[Adnotacje elementów układu strony]
========

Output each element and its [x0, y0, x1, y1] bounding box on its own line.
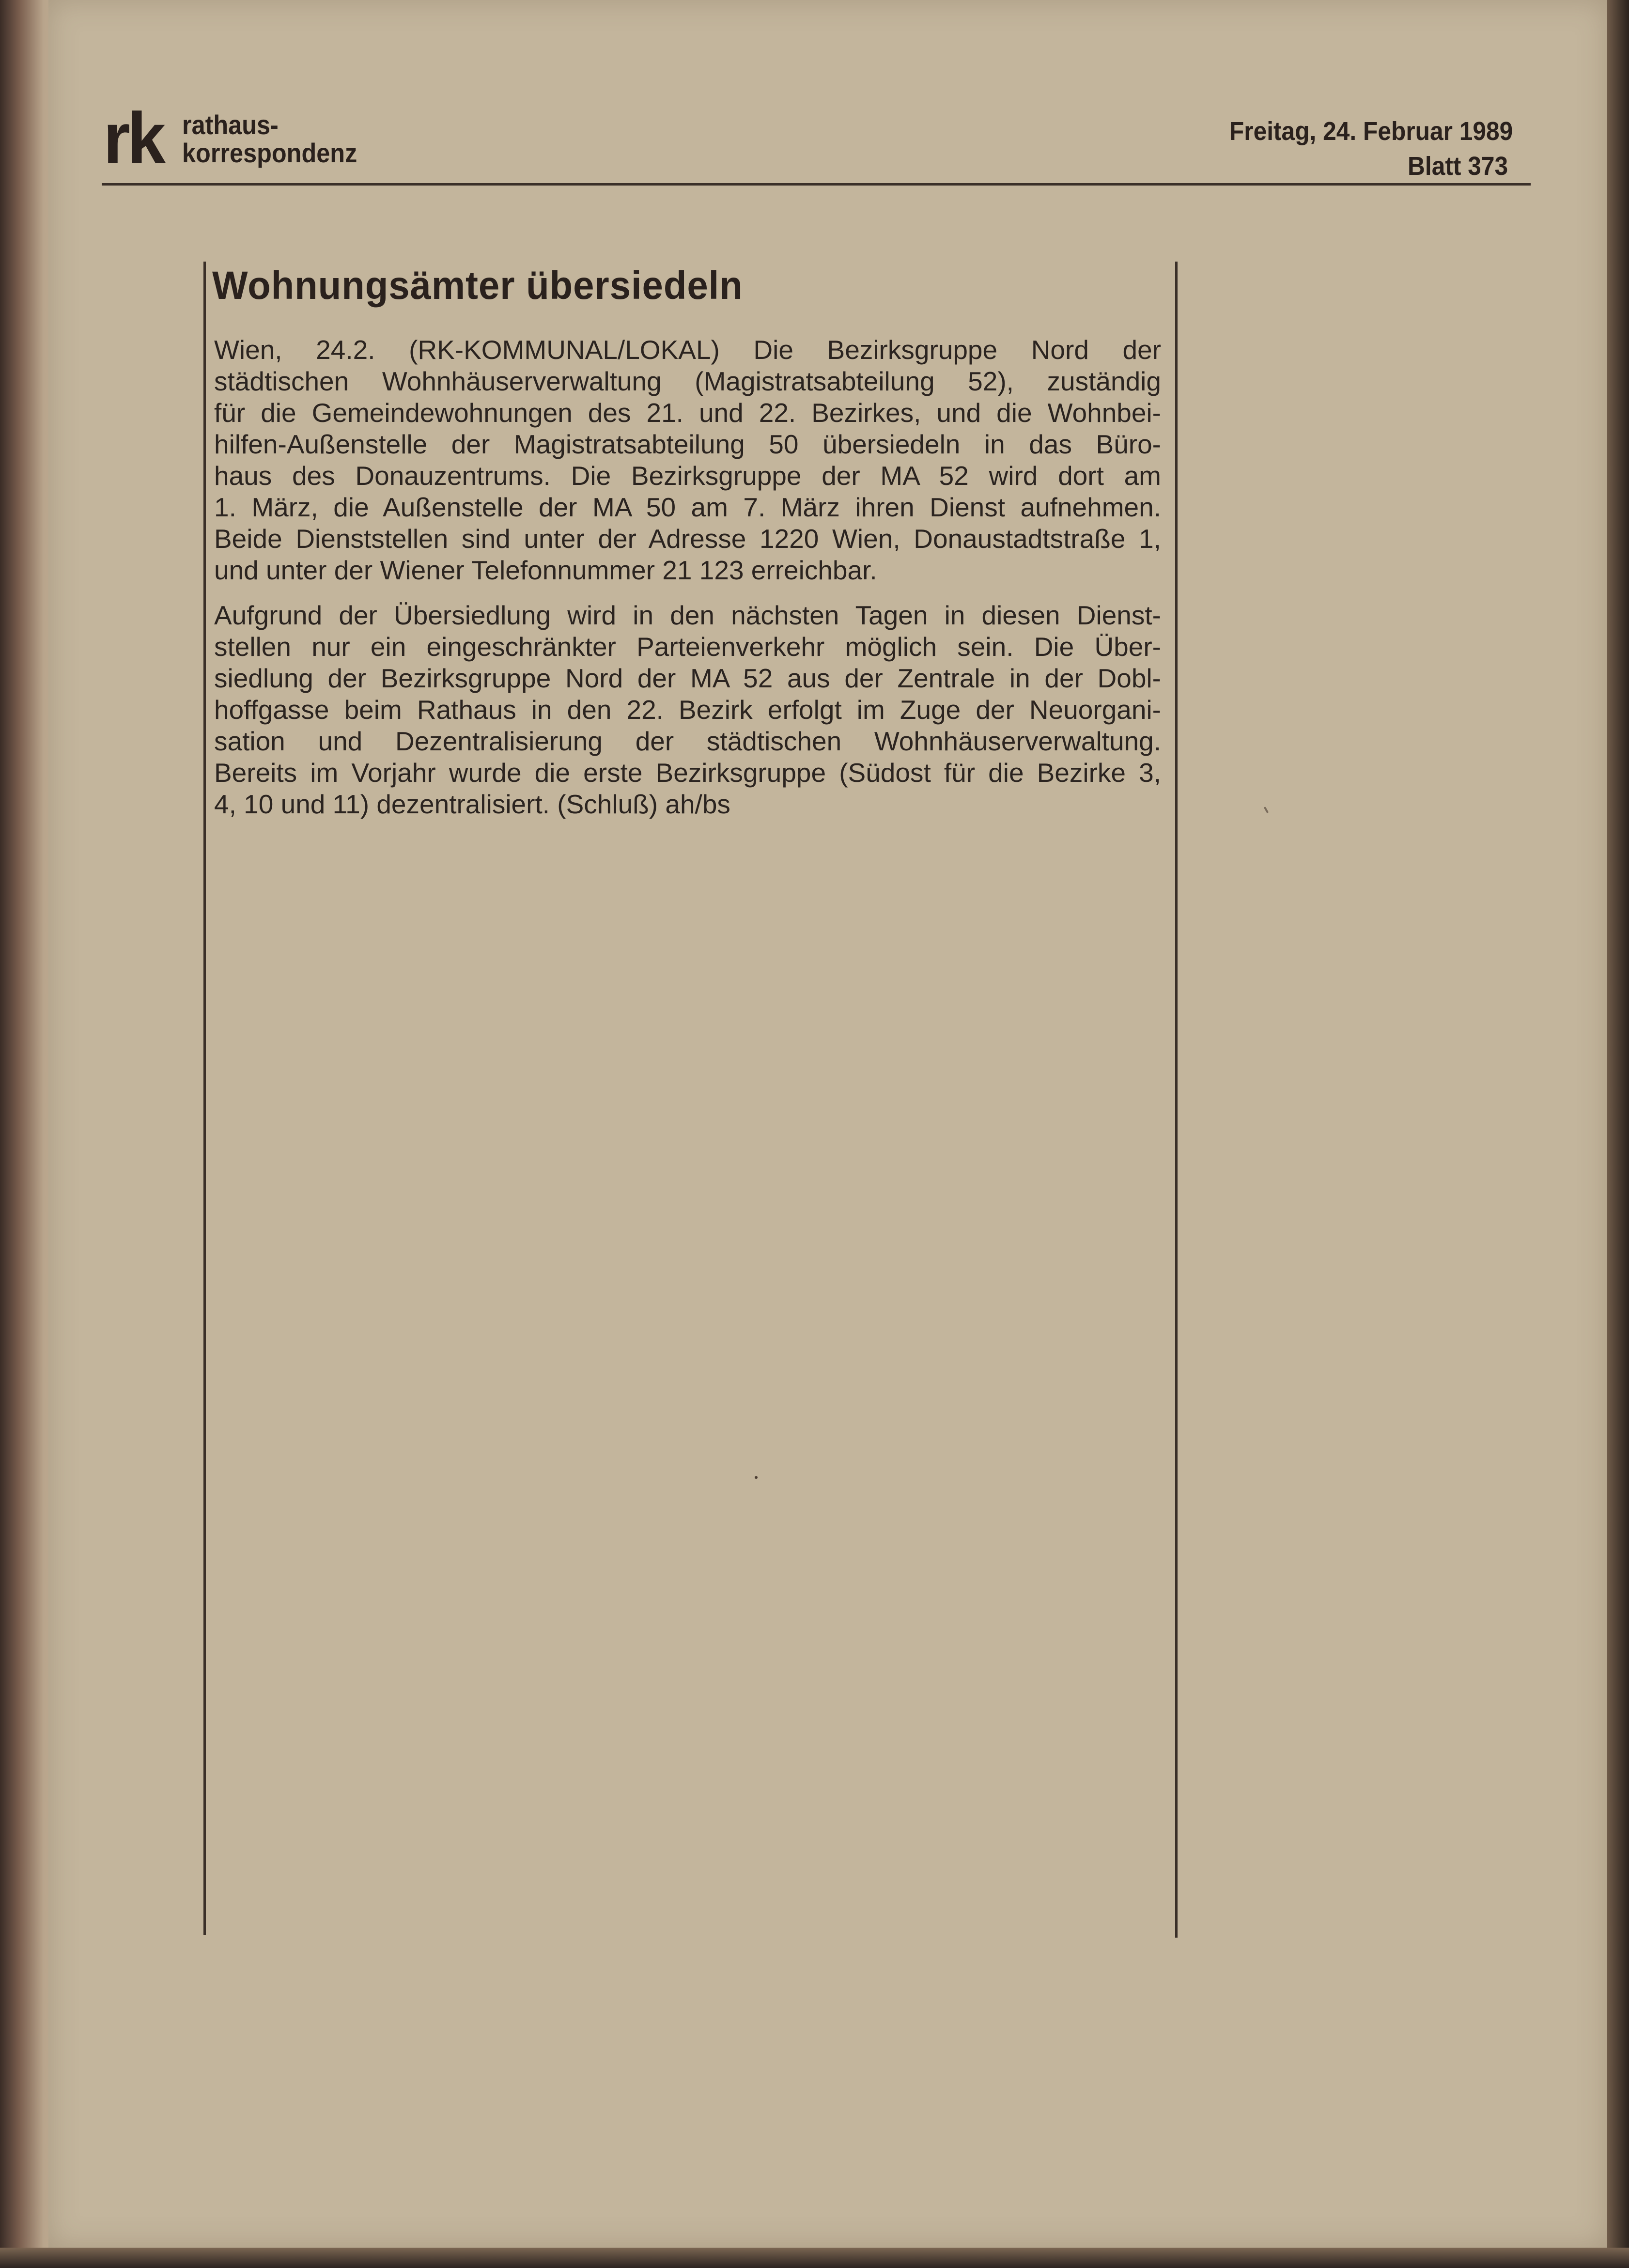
- article-paragraph: [214, 334, 1161, 586]
- text-line: städtischen Wohnhäuserverwaltung (Magistratsabteilung 52), zuständig: [214, 366, 1161, 396]
- text-line: hoffgasse beim Rathaus in den 22. Bezirk erfolgt im Zuge der Neuorgani-: [214, 695, 1161, 725]
- text-line: Bereits im Vorjahr wurde die erste Bezirksgruppe (Südost für die Bezirke 3,: [214, 758, 1161, 788]
- text-line: haus des Donauzentrums. Die Bezirksgruppe der MA 52 wird dort am: [214, 461, 1161, 491]
- text-line: siedlung der Bezirksgruppe Nord der MA 52 aus der Zentrale in der Dobl-: [214, 663, 1161, 693]
- text-line: 4, 10 und 11) dezentralisiert. (Schluß) ah/bs: [214, 789, 730, 819]
- text-line: stellen nur ein eingeschränkter Parteienverkehr möglich sein. Die Über-: [214, 632, 1161, 662]
- logo-mark: rk: [103, 97, 163, 179]
- article-body: [214, 334, 1161, 834]
- logo-text-line2: korrespondenz: [182, 138, 357, 168]
- logo-text-line1: rathaus-: [182, 109, 279, 140]
- scan-edge-right: [1607, 0, 1629, 2268]
- text-line: 1. März, die Außenstelle der MA 50 am 7. März ihren Dienst aufnehmen.: [214, 492, 1161, 522]
- article-rule-right: [1175, 262, 1178, 1938]
- scan-edge-bottom: [0, 2248, 1629, 2268]
- sheet-number: Blatt 373: [1407, 152, 1508, 181]
- text-line: für die Gemeindewohnungen des 21. und 22. Bezirkes, und die Wohnbei-: [214, 398, 1161, 428]
- logo-text: [182, 111, 357, 167]
- issue-date: Freitag, 24. Februar 1989: [1229, 117, 1513, 146]
- article-paragraph: [214, 600, 1161, 820]
- paper-speck: [755, 1476, 758, 1479]
- header-rule: [102, 183, 1531, 186]
- text-line: Beide Dienststellen sind unter der Adresse 1220 Wien, Donaustadtstraße 1,: [214, 524, 1161, 554]
- text-line: hilfen-Außenstelle der Magistratsabteilung 50 übersiedeln in das Büro-: [214, 429, 1161, 459]
- text-line: und unter der Wiener Telefonnummer 21 123 erreichbar.: [214, 555, 877, 585]
- text-line: sation und Dezentralisierung der städtischen Wohnhäuserverwaltung.: [214, 726, 1161, 756]
- article-rule-left: [203, 262, 206, 1935]
- article-title: Wohnungsämter übersiedeln: [212, 264, 743, 308]
- text-line: Wien, 24.2. (RK-KOMMUNAL/LOKAL) Die Bezirksgruppe Nord der: [214, 335, 1161, 365]
- text-line: Aufgrund der Übersiedlung wird in den nächsten Tagen in diesen Dienst-: [214, 600, 1161, 630]
- publication-logo: [102, 97, 376, 179]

========

Zamień wszystkie wiersze powyższego materiału w tabelę Markdown z kolumnami „Nr” i „Wiersz”, gdzie „Nr” to kolejny numer wiersza. Pomiń puste wiersze i nie umieszczaj w tabeli obrazów.

| Nr | Wiersz |
|---|---|
| 1 | Output each element and its [x0, y0, x1, y1] bounding box on its own line. |
| 2 | - article-paragraph: [214, 334, 1161, 586] |
| 3 | - text-line: städtischen Wohnhäuserverwaltung (Magistratsabteilung 52), zuständig: [214, 366, 1161, 396] |
| 4 | - text-line: hoffgasse beim Rathaus in den 22. Bezirk erfolgt im Zuge der Neuorgani-: [214, 695, 1161, 725] |
| 5 | - text-line: Bereits im Vorjahr wurde die erste Bezirksgruppe (Südost für die Bezirke 3,: [214, 758, 1161, 788] |
| 6 | - text-line: haus des Donauzentrums. Die Bezirksgruppe der MA 52 wird dort am: [214, 461, 1161, 491] |
| 7 | - text-line: siedlung der Bezirksgruppe Nord der MA 52 aus der Zentrale in der Dobl-: [214, 663, 1161, 693] |
| 8 | - text-line: 4, 10 und 11) dezentralisiert. (Schluß) ah/bs: [214, 789, 730, 819] |
| 9 | - text-line: stellen nur ein eingeschränkter Parteienverkehr möglich sein. Die Über-: [214, 632, 1161, 662] |
| 10 | - logo-mark: rk: [103, 97, 163, 179] |
| 11 | - article-body: [214, 334, 1161, 834] |
| 12 | - logo-text-line2: korrespondenz: [182, 138, 357, 168] |
| 13 | - logo-text-line1: rathaus-: [182, 109, 279, 140] |
| 14 | - scan-edge-right: [1607, 0, 1629, 2268] |
| 15 | - text-line: 1. März, die Außenstelle der MA 50 am 7. März ihren Dienst aufnehmen.: [214, 492, 1161, 522] |
| 16 | - article-rule-right: [1175, 262, 1178, 1938] |
| 17 | - scan-edge-bottom: [0, 2248, 1629, 2268] |
| 18 | - sheet-number: Blatt 373: [1407, 152, 1508, 181] |
| 19 | - text-line: für die Gemeindewohnungen des 21. und 22. Bezirkes, und die Wohnbei-: [214, 398, 1161, 428] |
| 20 | - logo-text: [182, 111, 357, 167] |
| 21 | - issue-date: Freitag, 24. Februar 1989: [1229, 117, 1513, 146] |
| 22 | - article-paragraph: [214, 600, 1161, 820] |
| 23 | - paper-speck: [755, 1476, 758, 1479] |
| 24 | - header-rule: [102, 183, 1531, 186] |
| 25 | - text-line: Beide Dienststellen sind unter der Adresse 1220 Wien, Donaustadtstraße 1,: [214, 524, 1161, 554] |
| 26 | - text-line: hilfen-Außenstelle der Magistratsabteilung 50 übersiedeln in das Büro-: [214, 429, 1161, 459] |
| 27 | - text-line: und unter der Wiener Telefonnummer 21 123 erreichbar.: [214, 555, 877, 585] |
| 28 | - text-line: sation und Dezentralisierung der städtischen Wohnhäuserverwaltung.: [214, 726, 1161, 756] |
| 29 | - article-rule-left: [203, 262, 206, 1935] |
| 30 | - article-title: Wohnungsämter übersiedeln: [212, 264, 743, 308] |
| 31 | - text-line: Wien, 24.2. (RK-KOMMUNAL/LOKAL) Die Bezirksgruppe Nord der: [214, 335, 1161, 365] |
| 32 | - text-line: Aufgrund der Übersiedlung wird in den nächsten Tagen in diesen Dienst-: [214, 600, 1161, 630] |
| 33 | - publication-logo: [102, 97, 376, 179] |